* begin *
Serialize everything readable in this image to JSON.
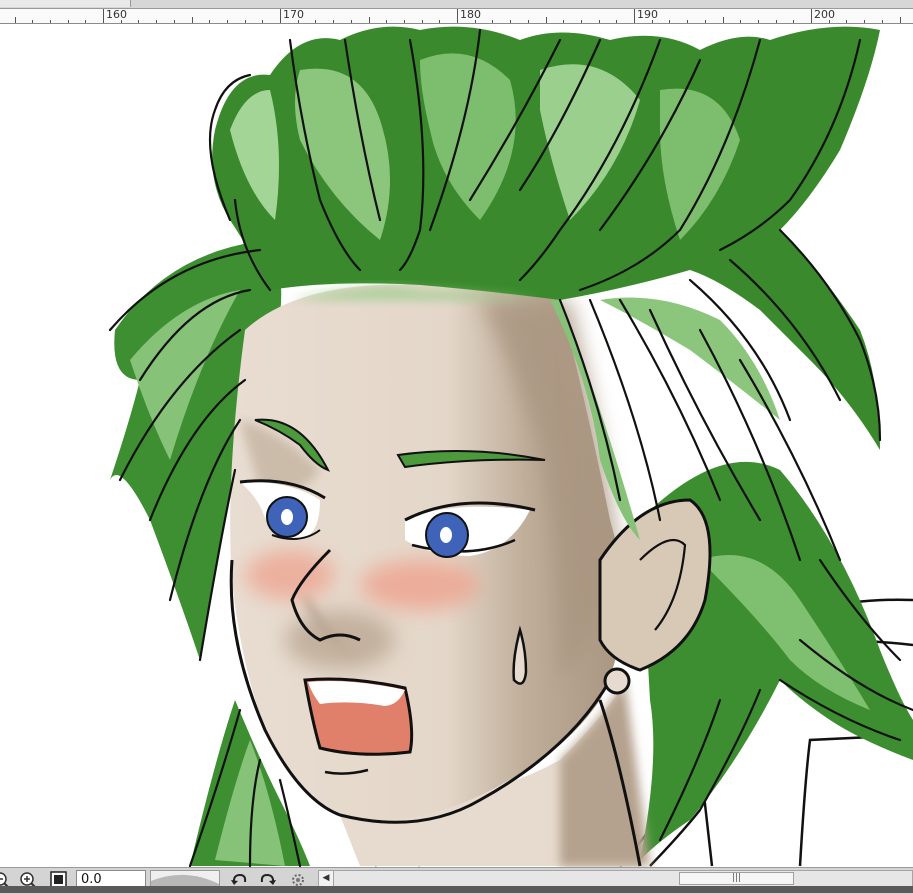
{
  "ruler": {
    "labels": [
      "160",
      "170",
      "180",
      "190",
      "200"
    ]
  },
  "statusbar": {
    "zoom_out_icon": "zoom-out-icon",
    "zoom_in_icon": "zoom-in-icon",
    "fit_icon": "fit-to-window-icon",
    "zoom_value": "0.0",
    "rotate_left_icon": "rotate-left-icon",
    "rotate_right_icon": "rotate-right-icon",
    "reset_rotation_icon": "reset-rotation-icon",
    "scroll_left_icon": "scroll-left-icon",
    "scroll_thumb_grip": "|||"
  },
  "colors": {
    "hair_dark": "#2f7d22",
    "hair_mid": "#4c9a3c",
    "hair_light": "#8cc67d",
    "skin_light": "#e7dccf",
    "skin_shadow": "#b8a590",
    "blush": "#eea592",
    "iris": "#3f63b9",
    "mouth": "#e0806a",
    "line": "#111111"
  }
}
* end *
Aim of the task: Which lines include the word "left"? Copy every one of them.

Reply:
    "rotate_left_icon": "rotate-left-icon",
    "scroll_left_icon": "scroll-left-icon",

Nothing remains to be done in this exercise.